= What you have to do =
Copy out the material below in full, but not its images.

= Given information =
________________________________________

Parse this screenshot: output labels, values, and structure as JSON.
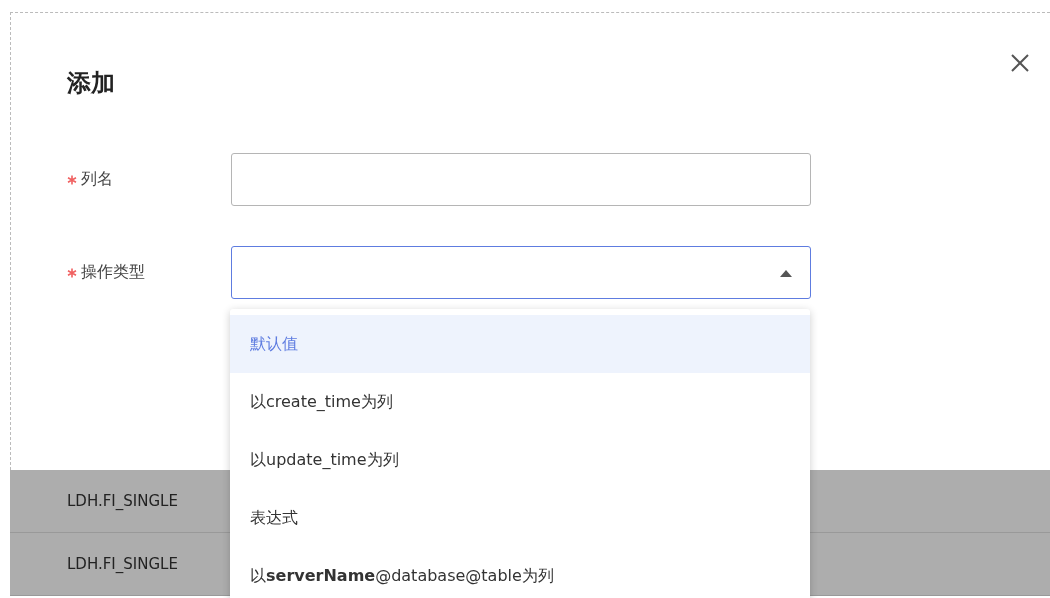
{
  "dialog": {
    "title": "添加",
    "fields": [
      {
        "label": "列名",
        "required": true,
        "kind": "input",
        "focused": false
      },
      {
        "label": "操作类型",
        "required": true,
        "kind": "select",
        "focused": true,
        "expanded": true
      }
    ]
  },
  "dropdown": {
    "options": [
      {
        "label": "默认值",
        "selected": true
      },
      {
        "label": "以create_time为列",
        "selected": false
      },
      {
        "label": "以update_time为列",
        "selected": false
      },
      {
        "label": "表达式",
        "selected": false
      },
      {
        "label": "以**serverName**@database@table为列",
        "selected": false
      }
    ]
  },
  "table": {
    "rows": [
      {
        "column_1": "LDH.FI_SINGLE"
      },
      {
        "column_1": "LDH.FI_SINGLE"
      }
    ]
  }
}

________________________________________

= Exercise solution =
Parse this screenshot: output labels, values, and structure as JSON.
{
  "dialog": {
    "title": "添加",
    "fields": [
      {
        "label": "列名",
        "required": true,
        "kind": "input",
        "focused": false
      },
      {
        "label": "操作类型",
        "required": true,
        "kind": "select",
        "focused": true,
        "expanded": true
      }
    ]
  },
  "dropdown": {
    "options": [
      {
        "label": "默认值",
        "selected": true
      },
      {
        "label": "以create_time为列",
        "selected": false
      },
      {
        "label": "以update_time为列",
        "selected": false
      },
      {
        "label": "表达式",
        "selected": false
      },
      {
        "label": "以**serverName**@database@table为列",
        "selected": false
      }
    ]
  },
  "table": {
    "rows": [
      {
        "column_1": "LDH.FI_SINGLE"
      },
      {
        "column_1": "LDH.FI_SINGLE"
      }
    ]
  }
}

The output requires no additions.